<<<<
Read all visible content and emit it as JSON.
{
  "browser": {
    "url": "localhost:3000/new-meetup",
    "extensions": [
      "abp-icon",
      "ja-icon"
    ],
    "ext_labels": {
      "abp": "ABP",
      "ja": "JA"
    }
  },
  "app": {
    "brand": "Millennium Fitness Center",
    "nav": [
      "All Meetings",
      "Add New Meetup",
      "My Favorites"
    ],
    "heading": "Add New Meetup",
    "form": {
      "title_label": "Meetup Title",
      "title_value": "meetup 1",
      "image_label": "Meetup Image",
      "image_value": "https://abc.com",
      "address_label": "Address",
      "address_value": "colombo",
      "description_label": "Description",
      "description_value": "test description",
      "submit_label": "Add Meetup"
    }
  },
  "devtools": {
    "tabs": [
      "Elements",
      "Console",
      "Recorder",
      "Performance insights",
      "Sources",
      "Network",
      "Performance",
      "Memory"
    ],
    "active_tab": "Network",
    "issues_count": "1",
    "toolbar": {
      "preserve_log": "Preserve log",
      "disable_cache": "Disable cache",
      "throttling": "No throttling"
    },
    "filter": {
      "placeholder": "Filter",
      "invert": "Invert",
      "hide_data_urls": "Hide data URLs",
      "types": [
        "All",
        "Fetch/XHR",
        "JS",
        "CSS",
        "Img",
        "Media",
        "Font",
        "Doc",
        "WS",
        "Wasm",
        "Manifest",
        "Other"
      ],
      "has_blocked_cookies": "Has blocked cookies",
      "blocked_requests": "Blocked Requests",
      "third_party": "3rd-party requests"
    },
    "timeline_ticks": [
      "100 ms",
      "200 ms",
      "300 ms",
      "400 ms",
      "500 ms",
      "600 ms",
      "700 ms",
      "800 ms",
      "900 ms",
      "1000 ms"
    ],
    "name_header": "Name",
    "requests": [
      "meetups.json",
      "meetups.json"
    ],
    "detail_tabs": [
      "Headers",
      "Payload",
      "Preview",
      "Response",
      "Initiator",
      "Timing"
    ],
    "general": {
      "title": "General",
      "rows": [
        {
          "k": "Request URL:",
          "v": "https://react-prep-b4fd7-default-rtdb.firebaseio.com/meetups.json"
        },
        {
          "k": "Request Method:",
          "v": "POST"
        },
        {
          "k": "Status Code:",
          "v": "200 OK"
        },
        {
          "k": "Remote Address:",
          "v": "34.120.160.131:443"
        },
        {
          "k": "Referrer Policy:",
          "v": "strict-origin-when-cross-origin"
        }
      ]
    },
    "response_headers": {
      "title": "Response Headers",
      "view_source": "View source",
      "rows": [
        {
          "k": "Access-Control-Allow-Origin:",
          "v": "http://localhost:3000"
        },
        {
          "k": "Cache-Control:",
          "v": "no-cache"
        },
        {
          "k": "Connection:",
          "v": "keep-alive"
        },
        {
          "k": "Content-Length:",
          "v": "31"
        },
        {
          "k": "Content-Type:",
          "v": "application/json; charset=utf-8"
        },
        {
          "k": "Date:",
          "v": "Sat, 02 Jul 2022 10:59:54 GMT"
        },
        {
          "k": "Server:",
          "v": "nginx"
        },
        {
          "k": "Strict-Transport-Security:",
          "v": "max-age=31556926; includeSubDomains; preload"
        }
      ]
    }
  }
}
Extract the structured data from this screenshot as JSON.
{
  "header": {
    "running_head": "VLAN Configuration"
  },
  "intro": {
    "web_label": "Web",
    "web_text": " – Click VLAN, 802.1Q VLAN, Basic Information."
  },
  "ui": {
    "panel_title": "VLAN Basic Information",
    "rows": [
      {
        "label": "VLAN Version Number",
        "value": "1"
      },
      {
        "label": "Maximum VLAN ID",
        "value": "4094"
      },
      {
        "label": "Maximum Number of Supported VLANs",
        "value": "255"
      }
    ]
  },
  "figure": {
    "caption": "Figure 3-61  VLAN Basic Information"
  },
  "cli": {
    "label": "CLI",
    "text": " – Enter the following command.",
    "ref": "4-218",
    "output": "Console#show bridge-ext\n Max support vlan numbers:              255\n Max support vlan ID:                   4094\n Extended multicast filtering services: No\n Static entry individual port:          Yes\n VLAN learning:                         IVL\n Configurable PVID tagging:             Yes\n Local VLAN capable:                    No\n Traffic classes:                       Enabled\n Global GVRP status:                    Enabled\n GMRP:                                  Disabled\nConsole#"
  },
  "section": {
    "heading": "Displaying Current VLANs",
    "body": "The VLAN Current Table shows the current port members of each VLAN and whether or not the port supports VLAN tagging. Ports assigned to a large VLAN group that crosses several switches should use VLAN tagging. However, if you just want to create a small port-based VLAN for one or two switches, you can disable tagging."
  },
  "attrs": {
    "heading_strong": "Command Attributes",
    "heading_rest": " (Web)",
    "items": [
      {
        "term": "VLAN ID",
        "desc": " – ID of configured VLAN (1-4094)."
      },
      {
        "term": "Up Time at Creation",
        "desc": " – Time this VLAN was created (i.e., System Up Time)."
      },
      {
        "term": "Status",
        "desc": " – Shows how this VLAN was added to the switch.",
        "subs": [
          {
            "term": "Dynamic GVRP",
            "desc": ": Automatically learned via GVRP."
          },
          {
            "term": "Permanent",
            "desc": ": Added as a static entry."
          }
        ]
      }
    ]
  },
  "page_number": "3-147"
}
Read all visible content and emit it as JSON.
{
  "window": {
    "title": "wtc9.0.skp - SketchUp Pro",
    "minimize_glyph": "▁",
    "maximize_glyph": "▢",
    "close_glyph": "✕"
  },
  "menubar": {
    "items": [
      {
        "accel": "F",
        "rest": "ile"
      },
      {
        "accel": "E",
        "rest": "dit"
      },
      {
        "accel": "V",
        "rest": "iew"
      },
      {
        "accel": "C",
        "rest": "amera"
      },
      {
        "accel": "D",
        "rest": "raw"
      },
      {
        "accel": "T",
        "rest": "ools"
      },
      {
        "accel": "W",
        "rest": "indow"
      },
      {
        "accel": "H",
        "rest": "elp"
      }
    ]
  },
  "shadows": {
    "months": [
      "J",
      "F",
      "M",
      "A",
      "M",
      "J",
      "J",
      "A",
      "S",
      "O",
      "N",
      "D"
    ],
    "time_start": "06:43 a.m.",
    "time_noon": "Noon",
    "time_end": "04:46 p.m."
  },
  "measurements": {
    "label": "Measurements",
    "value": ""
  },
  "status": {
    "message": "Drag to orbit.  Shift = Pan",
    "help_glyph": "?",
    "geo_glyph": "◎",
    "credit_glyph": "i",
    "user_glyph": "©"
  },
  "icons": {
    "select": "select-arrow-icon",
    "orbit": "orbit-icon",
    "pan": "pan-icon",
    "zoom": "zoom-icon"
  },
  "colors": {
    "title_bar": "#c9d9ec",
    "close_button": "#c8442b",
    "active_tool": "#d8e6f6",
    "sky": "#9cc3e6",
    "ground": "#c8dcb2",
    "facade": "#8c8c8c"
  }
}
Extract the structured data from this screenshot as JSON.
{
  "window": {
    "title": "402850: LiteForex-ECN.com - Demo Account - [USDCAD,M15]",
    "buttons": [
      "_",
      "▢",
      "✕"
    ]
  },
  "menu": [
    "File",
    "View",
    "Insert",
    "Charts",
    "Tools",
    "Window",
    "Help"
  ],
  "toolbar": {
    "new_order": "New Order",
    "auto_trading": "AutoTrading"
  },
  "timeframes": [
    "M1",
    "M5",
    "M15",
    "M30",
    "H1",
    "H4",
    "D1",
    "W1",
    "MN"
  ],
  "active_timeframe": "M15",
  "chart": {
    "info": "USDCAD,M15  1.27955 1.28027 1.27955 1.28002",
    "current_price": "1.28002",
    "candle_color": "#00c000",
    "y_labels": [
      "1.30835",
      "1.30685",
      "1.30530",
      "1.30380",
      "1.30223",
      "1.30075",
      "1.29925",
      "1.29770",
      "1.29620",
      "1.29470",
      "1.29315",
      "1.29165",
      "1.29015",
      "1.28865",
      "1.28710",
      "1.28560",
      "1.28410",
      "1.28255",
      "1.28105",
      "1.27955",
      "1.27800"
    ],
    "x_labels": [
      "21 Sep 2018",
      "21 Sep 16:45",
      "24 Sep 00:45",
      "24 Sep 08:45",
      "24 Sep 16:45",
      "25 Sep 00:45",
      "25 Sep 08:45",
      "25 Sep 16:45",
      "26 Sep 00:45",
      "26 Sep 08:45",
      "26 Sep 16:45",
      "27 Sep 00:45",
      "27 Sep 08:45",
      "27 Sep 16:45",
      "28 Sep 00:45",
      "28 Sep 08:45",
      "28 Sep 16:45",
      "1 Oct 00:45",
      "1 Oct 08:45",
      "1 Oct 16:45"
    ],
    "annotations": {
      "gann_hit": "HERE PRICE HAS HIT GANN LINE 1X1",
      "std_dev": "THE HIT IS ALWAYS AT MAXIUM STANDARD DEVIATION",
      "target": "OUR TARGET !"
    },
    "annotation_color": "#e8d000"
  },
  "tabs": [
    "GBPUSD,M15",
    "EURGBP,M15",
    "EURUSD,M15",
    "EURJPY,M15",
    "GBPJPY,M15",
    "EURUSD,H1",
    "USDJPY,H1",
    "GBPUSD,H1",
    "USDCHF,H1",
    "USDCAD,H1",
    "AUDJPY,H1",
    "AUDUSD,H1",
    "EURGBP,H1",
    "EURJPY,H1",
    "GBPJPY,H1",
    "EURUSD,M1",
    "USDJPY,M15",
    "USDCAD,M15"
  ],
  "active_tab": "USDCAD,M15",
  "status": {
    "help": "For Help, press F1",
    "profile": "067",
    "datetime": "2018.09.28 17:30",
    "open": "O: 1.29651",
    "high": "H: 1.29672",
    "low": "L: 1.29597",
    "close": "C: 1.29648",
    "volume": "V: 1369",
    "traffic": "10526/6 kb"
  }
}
>>>>
_EXERCISE OBJECTIVE_
Look back over the material above and state how many lines hold the word "orbit". Write the number and nothing else.

_THE SOLUTION_
2